§ **Short task**
Repeat each line exactly as it is written.

§ **The records**
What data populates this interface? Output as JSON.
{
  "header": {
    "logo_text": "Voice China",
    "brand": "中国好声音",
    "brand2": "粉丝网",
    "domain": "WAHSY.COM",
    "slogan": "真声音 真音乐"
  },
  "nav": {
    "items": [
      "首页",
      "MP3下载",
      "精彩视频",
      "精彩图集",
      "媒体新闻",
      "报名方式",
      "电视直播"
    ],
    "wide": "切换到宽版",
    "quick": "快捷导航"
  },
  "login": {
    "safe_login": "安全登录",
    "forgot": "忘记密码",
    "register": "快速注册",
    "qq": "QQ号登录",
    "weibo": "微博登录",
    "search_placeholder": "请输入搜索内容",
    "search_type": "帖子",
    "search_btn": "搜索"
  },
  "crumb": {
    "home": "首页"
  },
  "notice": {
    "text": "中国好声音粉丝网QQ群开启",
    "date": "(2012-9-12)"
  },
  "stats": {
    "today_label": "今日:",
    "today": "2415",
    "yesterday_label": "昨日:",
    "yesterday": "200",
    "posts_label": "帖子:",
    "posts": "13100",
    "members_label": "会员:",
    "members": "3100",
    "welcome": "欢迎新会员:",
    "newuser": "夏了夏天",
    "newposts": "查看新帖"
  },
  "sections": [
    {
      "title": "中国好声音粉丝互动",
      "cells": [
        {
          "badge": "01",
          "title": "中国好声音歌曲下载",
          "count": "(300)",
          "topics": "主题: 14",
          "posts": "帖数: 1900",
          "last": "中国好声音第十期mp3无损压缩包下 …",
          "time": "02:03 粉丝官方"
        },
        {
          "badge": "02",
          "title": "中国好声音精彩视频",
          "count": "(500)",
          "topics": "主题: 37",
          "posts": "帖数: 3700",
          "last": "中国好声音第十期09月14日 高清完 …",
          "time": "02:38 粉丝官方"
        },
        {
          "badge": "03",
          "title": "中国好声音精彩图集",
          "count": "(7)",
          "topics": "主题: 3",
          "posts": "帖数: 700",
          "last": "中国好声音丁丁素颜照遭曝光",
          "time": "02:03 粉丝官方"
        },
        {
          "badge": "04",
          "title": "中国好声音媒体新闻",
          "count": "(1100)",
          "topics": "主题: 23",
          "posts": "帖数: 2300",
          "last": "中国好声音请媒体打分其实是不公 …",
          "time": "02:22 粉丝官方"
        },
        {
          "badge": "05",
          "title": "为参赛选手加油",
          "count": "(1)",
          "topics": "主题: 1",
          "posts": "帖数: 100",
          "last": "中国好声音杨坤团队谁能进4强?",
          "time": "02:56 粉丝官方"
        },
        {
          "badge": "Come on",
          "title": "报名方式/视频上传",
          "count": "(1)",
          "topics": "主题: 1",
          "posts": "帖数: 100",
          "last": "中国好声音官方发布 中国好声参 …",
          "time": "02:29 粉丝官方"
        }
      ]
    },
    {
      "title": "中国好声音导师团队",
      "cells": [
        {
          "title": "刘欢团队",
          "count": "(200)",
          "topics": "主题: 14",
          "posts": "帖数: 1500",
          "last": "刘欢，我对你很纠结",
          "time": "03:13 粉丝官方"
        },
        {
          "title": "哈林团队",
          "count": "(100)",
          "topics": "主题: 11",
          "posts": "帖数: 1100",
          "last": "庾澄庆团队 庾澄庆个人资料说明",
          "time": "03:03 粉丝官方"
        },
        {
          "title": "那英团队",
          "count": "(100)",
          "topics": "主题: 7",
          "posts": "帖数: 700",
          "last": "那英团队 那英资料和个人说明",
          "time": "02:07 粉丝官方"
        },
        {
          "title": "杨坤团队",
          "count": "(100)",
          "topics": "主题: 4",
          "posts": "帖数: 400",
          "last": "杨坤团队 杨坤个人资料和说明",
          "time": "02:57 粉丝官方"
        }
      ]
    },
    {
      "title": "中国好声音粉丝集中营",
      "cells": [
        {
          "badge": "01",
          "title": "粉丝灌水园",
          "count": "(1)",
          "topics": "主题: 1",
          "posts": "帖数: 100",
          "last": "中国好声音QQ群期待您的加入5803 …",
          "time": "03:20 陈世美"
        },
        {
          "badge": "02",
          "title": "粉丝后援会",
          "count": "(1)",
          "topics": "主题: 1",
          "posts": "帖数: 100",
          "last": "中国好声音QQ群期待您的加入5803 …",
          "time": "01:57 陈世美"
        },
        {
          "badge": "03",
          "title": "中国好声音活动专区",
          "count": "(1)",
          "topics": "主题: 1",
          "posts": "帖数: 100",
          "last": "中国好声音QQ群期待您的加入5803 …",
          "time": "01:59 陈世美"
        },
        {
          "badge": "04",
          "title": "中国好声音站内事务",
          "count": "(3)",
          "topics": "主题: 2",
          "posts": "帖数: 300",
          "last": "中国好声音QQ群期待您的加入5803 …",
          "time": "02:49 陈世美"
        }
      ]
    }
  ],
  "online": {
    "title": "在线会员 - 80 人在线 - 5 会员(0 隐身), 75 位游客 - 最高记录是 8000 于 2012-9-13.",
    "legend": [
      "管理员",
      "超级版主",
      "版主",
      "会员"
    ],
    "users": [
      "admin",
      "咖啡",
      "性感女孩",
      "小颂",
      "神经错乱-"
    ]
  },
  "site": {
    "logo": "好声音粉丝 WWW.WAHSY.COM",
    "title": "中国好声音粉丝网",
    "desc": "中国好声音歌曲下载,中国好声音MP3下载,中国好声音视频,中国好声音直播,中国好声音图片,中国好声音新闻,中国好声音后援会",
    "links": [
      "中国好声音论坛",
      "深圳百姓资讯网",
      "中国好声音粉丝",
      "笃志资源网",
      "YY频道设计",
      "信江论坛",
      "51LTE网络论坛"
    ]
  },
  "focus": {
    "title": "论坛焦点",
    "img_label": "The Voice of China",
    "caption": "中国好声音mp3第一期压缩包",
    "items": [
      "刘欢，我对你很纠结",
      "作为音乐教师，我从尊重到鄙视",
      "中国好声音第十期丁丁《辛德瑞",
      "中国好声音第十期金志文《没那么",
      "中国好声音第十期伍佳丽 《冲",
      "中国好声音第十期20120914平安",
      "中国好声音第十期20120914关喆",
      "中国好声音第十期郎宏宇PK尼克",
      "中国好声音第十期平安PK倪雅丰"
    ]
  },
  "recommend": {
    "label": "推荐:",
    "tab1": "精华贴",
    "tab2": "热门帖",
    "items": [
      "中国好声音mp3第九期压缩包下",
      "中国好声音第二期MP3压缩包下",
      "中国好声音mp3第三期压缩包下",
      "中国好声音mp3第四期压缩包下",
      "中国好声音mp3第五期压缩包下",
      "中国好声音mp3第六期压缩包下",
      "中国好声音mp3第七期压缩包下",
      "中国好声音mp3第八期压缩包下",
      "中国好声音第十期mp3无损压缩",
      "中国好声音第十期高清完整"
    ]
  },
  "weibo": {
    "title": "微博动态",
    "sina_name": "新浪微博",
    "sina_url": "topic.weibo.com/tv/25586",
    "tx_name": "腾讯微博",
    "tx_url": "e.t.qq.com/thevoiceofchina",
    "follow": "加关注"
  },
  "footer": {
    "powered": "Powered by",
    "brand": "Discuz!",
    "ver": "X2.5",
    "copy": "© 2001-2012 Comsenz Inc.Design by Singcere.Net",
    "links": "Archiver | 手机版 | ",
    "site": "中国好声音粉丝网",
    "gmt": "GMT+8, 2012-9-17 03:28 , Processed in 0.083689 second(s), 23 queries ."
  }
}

§ **Solution for this problem**
What data populates this interface? Output as JSON.
{
  "header": {
    "logo_text": "Voice China",
    "brand": "中国好声音",
    "brand2": "粉丝网",
    "domain": "WAHSY.COM",
    "slogan": "真声音 真音乐"
  },
  "nav": {
    "items": [
      "首页",
      "MP3下载",
      "精彩视频",
      "精彩图集",
      "媒体新闻",
      "报名方式",
      "电视直播"
    ],
    "wide": "切换到宽版",
    "quick": "快捷导航"
  },
  "login": {
    "safe_login": "安全登录",
    "forgot": "忘记密码",
    "register": "快速注册",
    "qq": "QQ号登录",
    "weibo": "微博登录",
    "search_placeholder": "请输入搜索内容",
    "search_type": "帖子",
    "search_btn": "搜索"
  },
  "crumb": {
    "home": "首页"
  },
  "notice": {
    "text": "中国好声音粉丝网QQ群开启",
    "date": "(2012-9-12)"
  },
  "stats": {
    "today_label": "今日:",
    "today": "2415",
    "yesterday_label": "昨日:",
    "yesterday": "200",
    "posts_label": "帖子:",
    "posts": "13100",
    "members_label": "会员:",
    "members": "3100",
    "welcome": "欢迎新会员:",
    "newuser": "夏了夏天",
    "newposts": "查看新帖"
  },
  "sections": [
    {
      "title": "中国好声音粉丝互动",
      "cells": [
        {
          "badge": "01",
          "title": "中国好声音歌曲下载",
          "count": "(300)",
          "topics": "主题: 14",
          "posts": "帖数: 1900",
          "last": "中国好声音第十期mp3无损压缩包下 …",
          "time": "02:03 粉丝官方"
        },
        {
          "badge": "02",
          "title": "中国好声音精彩视频",
          "count": "(500)",
          "topics": "主题: 37",
          "posts": "帖数: 3700",
          "last": "中国好声音第十期09月14日 高清完 …",
          "time": "02:38 粉丝官方"
        },
        {
          "badge": "03",
          "title": "中国好声音精彩图集",
          "count": "(7)",
          "topics": "主题: 3",
          "posts": "帖数: 700",
          "last": "中国好声音丁丁素颜照遭曝光",
          "time": "02:03 粉丝官方"
        },
        {
          "badge": "04",
          "title": "中国好声音媒体新闻",
          "count": "(1100)",
          "topics": "主题: 23",
          "posts": "帖数: 2300",
          "last": "中国好声音请媒体打分其实是不公 …",
          "time": "02:22 粉丝官方"
        },
        {
          "badge": "05",
          "title": "为参赛选手加油",
          "count": "(1)",
          "topics": "主题: 1",
          "posts": "帖数: 100",
          "last": "中国好声音杨坤团队谁能进4强?",
          "time": "02:56 粉丝官方"
        },
        {
          "badge": "Come on",
          "title": "报名方式/视频上传",
          "count": "(1)",
          "topics": "主题: 1",
          "posts": "帖数: 100",
          "last": "中国好声音官方发布 中国好声参 …",
          "time": "02:29 粉丝官方"
        }
      ]
    },
    {
      "title": "中国好声音导师团队",
      "cells": [
        {
          "title": "刘欢团队",
          "count": "(200)",
          "topics": "主题: 14",
          "posts": "帖数: 1500",
          "last": "刘欢，我对你很纠结",
          "time": "03:13 粉丝官方"
        },
        {
          "title": "哈林团队",
          "count": "(100)",
          "topics": "主题: 11",
          "posts": "帖数: 1100",
          "last": "庾澄庆团队 庾澄庆个人资料说明",
          "time": "03:03 粉丝官方"
        },
        {
          "title": "那英团队",
          "count": "(100)",
          "topics": "主题: 7",
          "posts": "帖数: 700",
          "last": "那英团队 那英资料和个人说明",
          "time": "02:07 粉丝官方"
        },
        {
          "title": "杨坤团队",
          "count": "(100)",
          "topics": "主题: 4",
          "posts": "帖数: 400",
          "last": "杨坤团队 杨坤个人资料和说明",
          "time": "02:57 粉丝官方"
        }
      ]
    },
    {
      "title": "中国好声音粉丝集中营",
      "cells": [
        {
          "badge": "01",
          "title": "粉丝灌水园",
          "count": "(1)",
          "topics": "主题: 1",
          "posts": "帖数: 100",
          "last": "中国好声音QQ群期待您的加入5803 …",
          "time": "03:20 陈世美"
        },
        {
          "badge": "02",
          "title": "粉丝后援会",
          "count": "(1)",
          "topics": "主题: 1",
          "posts": "帖数: 100",
          "last": "中国好声音QQ群期待您的加入5803 …",
          "time": "01:57 陈世美"
        },
        {
          "badge": "03",
          "title": "中国好声音活动专区",
          "count": "(1)",
          "topics": "主题: 1",
          "posts": "帖数: 100",
          "last": "中国好声音QQ群期待您的加入5803 …",
          "time": "01:59 陈世美"
        },
        {
          "badge": "04",
          "title": "中国好声音站内事务",
          "count": "(3)",
          "topics": "主题: 2",
          "posts": "帖数: 300",
          "last": "中国好声音QQ群期待您的加入5803 …",
          "time": "02:49 陈世美"
        }
      ]
    }
  ],
  "online": {
    "title": "在线会员 - 80 人在线 - 5 会员(0 隐身), 75 位游客 - 最高记录是 8000 于 2012-9-13.",
    "legend": [
      "管理员",
      "超级版主",
      "版主",
      "会员"
    ],
    "users": [
      "admin",
      "咖啡",
      "性感女孩",
      "小颂",
      "神经错乱-"
    ]
  },
  "site": {
    "logo": "好声音粉丝 WWW.WAHSY.COM",
    "title": "中国好声音粉丝网",
    "desc": "中国好声音歌曲下载,中国好声音MP3下载,中国好声音视频,中国好声音直播,中国好声音图片,中国好声音新闻,中国好声音后援会",
    "links": [
      "中国好声音论坛",
      "深圳百姓资讯网",
      "中国好声音粉丝",
      "笃志资源网",
      "YY频道设计",
      "信江论坛",
      "51LTE网络论坛"
    ]
  },
  "focus": {
    "title": "论坛焦点",
    "img_label": "The Voice of China",
    "caption": "中国好声音mp3第一期压缩包",
    "items": [
      "刘欢，我对你很纠结",
      "作为音乐教师，我从尊重到鄙视",
      "中国好声音第十期丁丁《辛德瑞",
      "中国好声音第十期金志文《没那么",
      "中国好声音第十期伍佳丽 《冲",
      "中国好声音第十期20120914平安",
      "中国好声音第十期20120914关喆",
      "中国好声音第十期郎宏宇PK尼克",
      "中国好声音第十期平安PK倪雅丰"
    ]
  },
  "recommend": {
    "label": "推荐:",
    "tab1": "精华贴",
    "tab2": "热门帖",
    "items": [
      "中国好声音mp3第九期压缩包下",
      "中国好声音第二期MP3压缩包下",
      "中国好声音mp3第三期压缩包下",
      "中国好声音mp3第四期压缩包下",
      "中国好声音mp3第五期压缩包下",
      "中国好声音mp3第六期压缩包下",
      "中国好声音mp3第七期压缩包下",
      "中国好声音mp3第八期压缩包下",
      "中国好声音第十期mp3无损压缩",
      "中国好声音第十期高清完整"
    ]
  },
  "weibo": {
    "title": "微博动态",
    "sina_name": "新浪微博",
    "sina_url": "topic.weibo.com/tv/25586",
    "tx_name": "腾讯微博",
    "tx_url": "e.t.qq.com/thevoiceofchina",
    "follow": "加关注"
  },
  "footer": {
    "powered": "Powered by",
    "brand": "Discuz!",
    "ver": "X2.5",
    "copy": "© 2001-2012 Comsenz Inc.Design by Singcere.Net",
    "links": "Archiver | 手机版 | ",
    "site": "中国好声音粉丝网",
    "gmt": "GMT+8, 2012-9-17 03:28 , Processed in 0.083689 second(s), 23 queries ."
  }
}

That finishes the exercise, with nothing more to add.